**Tâche demandée A**
Recopiez à l'identique les lignes de la liste, depuis la toute première jusqu'à celle qui contient « Identify all the », ces deux lignes comprises. Laissez les images de côté dans votre réponse.

**Extrait fourni**
=-=-=
Je pense qu’il aurait été souhaitable qu’un niveau supérieur à celui directement concerné par les tensions que nous avons à traiter ici ait pu intervenir plus tôt, d’autant que l’UNSEN [Union Nationale des Syndicats CGT de l’Éducation Nationale] a été saisie dès le mois de novembre 2023 par Salah, avant que les choses dégénèrent. En tous cas, j’espère que la question sera réglée aujourd’hui et ne débouchera pas sur des recours en interne, voire même des actions en justice, ce qui ternirait l’image de notre syndicat qui n’a vraiment pas besoin de cela à l’heure qu’il est !

Il faut en effet et dans tous les cas que le litige qui nous réunit aujourd’hui malheureusement reste en interne, et il faut faire attention : je suis spécialiste des pays de l’Est à l’INALCO donc je sais de quoi je parle, quand on commence une purge, on sait contre qui elle commence mais on ne sait jamais contre qui elle se termine, car elle peut très bien au final se retourner contre soi-même, au singulier comme au pluriel. Donc évitons désormais de chaque côté d’arroser plus pour éviter d’être au final l’arroseur arrosé. Car une mesure d’exclusion peut vite viser aussi bien le camarade qu’on vise aujourd’hui comme elle peut se retourner contre ses auteurs. Et, en route, dégrader encore plus l’image de notre syndicat à une heure où, soyons franc, la CGT, et le syndicalisme en général, se heurtent à des dangers majeurs. Car la situation de la CGT, vous ne l’ignorez pas, est loin d’être idyllique aujourd’hui. Et il faut surtout avoir cela en tête. Donc faisons ensemble, tous et toutes, attention ! Je vous en conjure.
=-=-=
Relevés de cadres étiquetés
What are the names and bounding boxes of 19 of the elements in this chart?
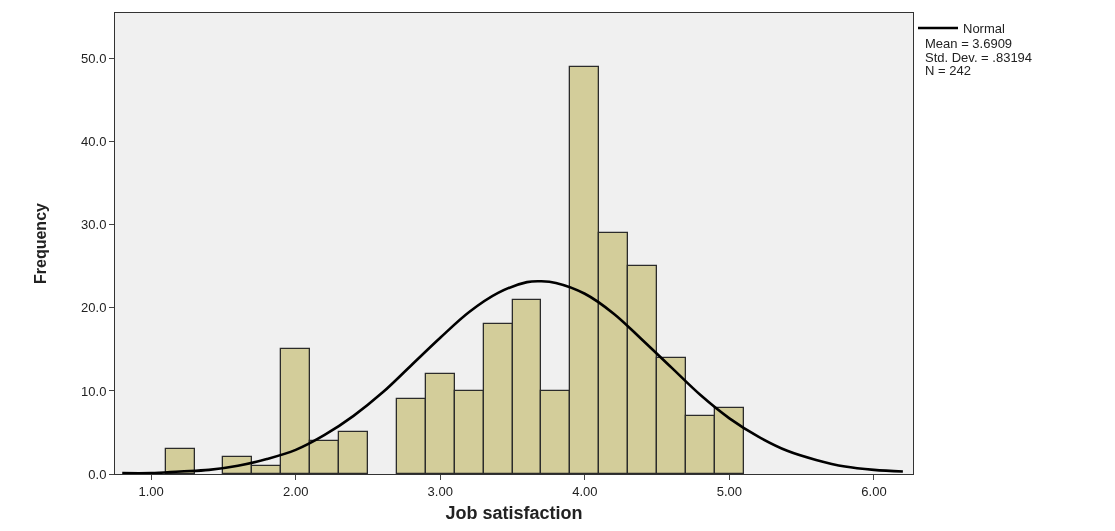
y-tick-label: 40.0 bbox=[81, 134, 107, 150]
y-tick-label: 10.0 bbox=[81, 383, 107, 399]
y-axis-title: Frequency bbox=[31, 202, 49, 284]
y-tick-label: 50.0 bbox=[81, 51, 107, 67]
x-tick-label: 5.00 bbox=[716, 483, 743, 499]
x-tick-label: 1.00 bbox=[138, 483, 164, 499]
y-tick-label: 20.0 bbox=[81, 300, 107, 316]
x-axis-title: Job satisfaction bbox=[445, 502, 583, 523]
y-tick-label: 0.0 bbox=[88, 466, 107, 482]
text: N = 242 bbox=[925, 63, 971, 78]
x-tick-label: 3.00 bbox=[427, 483, 453, 499]
x-tick-label: 4.00 bbox=[572, 483, 598, 499]
text: Mean = 3.6909 bbox=[925, 36, 1013, 51]
text: Std. Dev. = .83194 bbox=[925, 50, 1033, 65]
x-tick-label: 2.00 bbox=[283, 483, 309, 499]
x-tick-label: 6.00 bbox=[861, 483, 887, 499]
line-series bbox=[120, 279, 905, 474]
y-tick-label: 30.0 bbox=[81, 217, 107, 233]
legend-label: Normal bbox=[963, 21, 1006, 37]
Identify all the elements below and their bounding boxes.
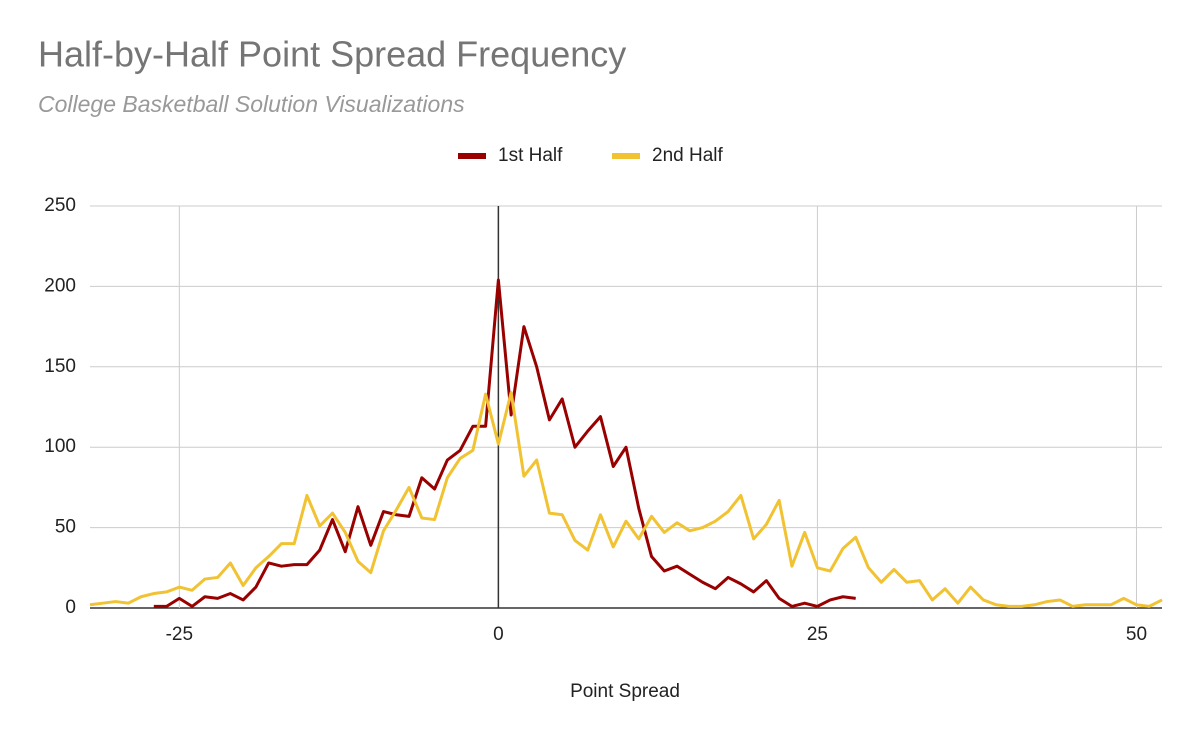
chart-subtitle: College Basketball Solution Visualizatio… xyxy=(38,91,465,117)
y-tick-label: 50 xyxy=(55,517,76,538)
y-tick-label: 200 xyxy=(44,275,76,296)
line-series xyxy=(153,278,856,608)
y-tick-label: 250 xyxy=(44,195,76,216)
legend-label: 1st Half xyxy=(498,145,563,166)
chart-title: Half-by-Half Point Spread Frequency xyxy=(38,34,626,75)
line-series xyxy=(89,391,1163,608)
x-tick-label: 50 xyxy=(1126,624,1147,645)
x-tick-label: 0 xyxy=(493,624,504,645)
x-axis-label: Point Spread xyxy=(570,681,680,702)
y-tick-label: 150 xyxy=(44,356,76,377)
y-tick-label: 0 xyxy=(65,597,76,618)
y-tick-label: 100 xyxy=(44,436,76,457)
x-tick-label: -25 xyxy=(166,624,193,645)
legend-label: 2nd Half xyxy=(652,145,723,166)
x-tick-label: 25 xyxy=(807,624,828,645)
=-=-=
**Tâche demandée B**
D'après l'extrait, depuis quand l'UNSEN avait-elle été saisie par Salah ?

**Réponse attendue A**
What are the names and bounding boxes of 19 of the elements in this chart?
y-tick-label: 40.0 bbox=[81, 134, 107, 150]
y-tick-label: 10.0 bbox=[81, 383, 107, 399]
y-axis-title: Frequency bbox=[31, 202, 49, 284]
y-tick-label: 50.0 bbox=[81, 51, 107, 67]
x-tick-label: 5.00 bbox=[716, 483, 743, 499]
x-tick-label: 1.00 bbox=[138, 483, 164, 499]
y-tick-label: 20.0 bbox=[81, 300, 107, 316]
x-axis-title: Job satisfaction bbox=[445, 502, 583, 523]
y-tick-label: 0.0 bbox=[88, 466, 107, 482]
text: N = 242 bbox=[925, 63, 971, 78]
x-tick-label: 3.00 bbox=[427, 483, 453, 499]
x-tick-label: 4.00 bbox=[572, 483, 598, 499]
text: Mean = 3.6909 bbox=[925, 36, 1013, 51]
text: Std. Dev. = .83194 bbox=[925, 50, 1033, 65]
x-tick-label: 2.00 bbox=[283, 483, 309, 499]
x-tick-label: 6.00 bbox=[861, 483, 887, 499]
line-series bbox=[120, 279, 905, 474]
y-tick-label: 30.0 bbox=[81, 217, 107, 233]
legend-label: Normal bbox=[963, 21, 1006, 37]
Identify all the elements below and their bounding boxes.

**Réponse attendue B**
Dès le mois de novembre 2023.